» TASK DIRECTIONS: Restate the entries below word for word, omitting nothing.
:: DATA SUPPLIED ::
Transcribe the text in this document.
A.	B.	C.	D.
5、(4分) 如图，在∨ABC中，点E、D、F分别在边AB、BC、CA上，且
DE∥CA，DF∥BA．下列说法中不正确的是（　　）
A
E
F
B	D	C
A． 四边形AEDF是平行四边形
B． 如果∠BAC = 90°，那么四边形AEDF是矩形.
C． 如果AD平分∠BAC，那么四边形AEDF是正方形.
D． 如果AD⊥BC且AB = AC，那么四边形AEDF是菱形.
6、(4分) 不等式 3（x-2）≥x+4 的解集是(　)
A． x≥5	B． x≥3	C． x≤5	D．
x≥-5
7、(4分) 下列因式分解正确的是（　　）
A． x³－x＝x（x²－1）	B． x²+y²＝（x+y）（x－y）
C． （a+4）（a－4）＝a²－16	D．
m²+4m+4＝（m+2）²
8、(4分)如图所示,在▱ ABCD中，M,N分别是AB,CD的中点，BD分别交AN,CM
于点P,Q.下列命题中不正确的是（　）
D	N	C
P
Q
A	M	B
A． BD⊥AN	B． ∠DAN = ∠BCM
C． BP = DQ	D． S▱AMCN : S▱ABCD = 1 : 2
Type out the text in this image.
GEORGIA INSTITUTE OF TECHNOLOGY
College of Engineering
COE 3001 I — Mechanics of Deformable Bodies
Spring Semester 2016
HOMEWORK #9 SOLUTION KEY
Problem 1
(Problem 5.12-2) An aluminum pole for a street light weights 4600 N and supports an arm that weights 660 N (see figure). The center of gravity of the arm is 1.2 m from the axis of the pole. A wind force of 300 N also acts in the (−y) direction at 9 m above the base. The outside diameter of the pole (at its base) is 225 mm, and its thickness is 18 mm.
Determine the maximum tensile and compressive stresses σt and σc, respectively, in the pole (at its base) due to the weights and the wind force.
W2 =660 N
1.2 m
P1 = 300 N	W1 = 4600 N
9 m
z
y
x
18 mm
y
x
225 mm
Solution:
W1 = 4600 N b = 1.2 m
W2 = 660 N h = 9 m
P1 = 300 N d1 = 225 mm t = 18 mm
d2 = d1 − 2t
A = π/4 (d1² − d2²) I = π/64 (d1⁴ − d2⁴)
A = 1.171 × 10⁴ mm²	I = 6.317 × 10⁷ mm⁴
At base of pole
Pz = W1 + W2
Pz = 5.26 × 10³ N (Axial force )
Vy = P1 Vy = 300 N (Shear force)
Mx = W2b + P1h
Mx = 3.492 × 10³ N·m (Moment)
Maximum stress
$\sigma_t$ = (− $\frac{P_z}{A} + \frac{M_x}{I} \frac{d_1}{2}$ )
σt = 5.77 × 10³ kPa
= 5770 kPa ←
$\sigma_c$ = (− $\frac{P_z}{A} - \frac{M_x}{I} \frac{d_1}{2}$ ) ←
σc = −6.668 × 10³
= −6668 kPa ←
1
:::
» COMPLETE RESPONSE:
Transcribe the text in this document.
A.	B.	C.	D.
5、(4分) 如图，在∨ABC中，点E、D、F分别在边AB、BC、CA上，且
DE∥CA，DF∥BA．下列说法中不正确的是（　　）
A
E
F
B	D	C
A． 四边形AEDF是平行四边形
B． 如果∠BAC = 90°，那么四边形AEDF是矩形.
C． 如果AD平分∠BAC，那么四边形AEDF是正方形.
D． 如果AD⊥BC且AB = AC，那么四边形AEDF是菱形.
6、(4分) 不等式 3（x-2）≥x+4 的解集是(　)
A． x≥5	B． x≥3	C． x≤5	D．
x≥-5
7、(4分) 下列因式分解正确的是（　　）
A． x³－x＝x（x²－1）	B． x²+y²＝（x+y）（x－y）
C． （a+4）（a－4）＝a²－16	D．
m²+4m+4＝（m+2）²
8、(4分)如图所示,在▱ ABCD中，M,N分别是AB,CD的中点，BD分别交AN,CM
于点P,Q.下列命题中不正确的是（　）
D	N	C
P
Q
A	M	B
A． BD⊥AN	B． ∠DAN = ∠BCM
C． BP = DQ	D． S▱AMCN : S▱ABCD = 1 : 2
Type out the text in this image.
GEORGIA INSTITUTE OF TECHNOLOGY
College of Engineering
COE 3001 I — Mechanics of Deformable Bodies
Spring Semester 2016
HOMEWORK #9 SOLUTION KEY
Problem 1
(Problem 5.12-2) An aluminum pole for a street light weights 4600 N and supports an arm that weights 660 N (see figure). The center of gravity of the arm is 1.2 m from the axis of the pole. A wind force of 300 N also acts in the (−y) direction at 9 m above the base. The outside diameter of the pole (at its base) is 225 mm, and its thickness is 18 mm.
Determine the maximum tensile and compressive stresses σt and σc, respectively, in the pole (at its base) due to the weights and the wind force.
W2 =660 N
1.2 m
P1 = 300 N	W1 = 4600 N
9 m
z
y
x
18 mm
y
x
225 mm
Solution:
W1 = 4600 N b = 1.2 m
W2 = 660 N h = 9 m
P1 = 300 N d1 = 225 mm t = 18 mm
d2 = d1 − 2t
A = π/4 (d1² − d2²) I = π/64 (d1⁴ − d2⁴)
A = 1.171 × 10⁴ mm²	I = 6.317 × 10⁷ mm⁴
At base of pole
Pz = W1 + W2
Pz = 5.26 × 10³ N (Axial force )
Vy = P1 Vy = 300 N (Shear force)
Mx = W2b + P1h
Mx = 3.492 × 10³ N·m (Moment)
Maximum stress
$\sigma_t$ = (− $\frac{P_z}{A} + \frac{M_x}{I} \frac{d_1}{2}$ )
σt = 5.77 × 10³ kPa
= 5770 kPa ←
$\sigma_c$ = (− $\frac{P_z}{A} - \frac{M_x}{I} \frac{d_1}{2}$ ) ←
σc = −6.668 × 10³
= −6668 kPa ←
1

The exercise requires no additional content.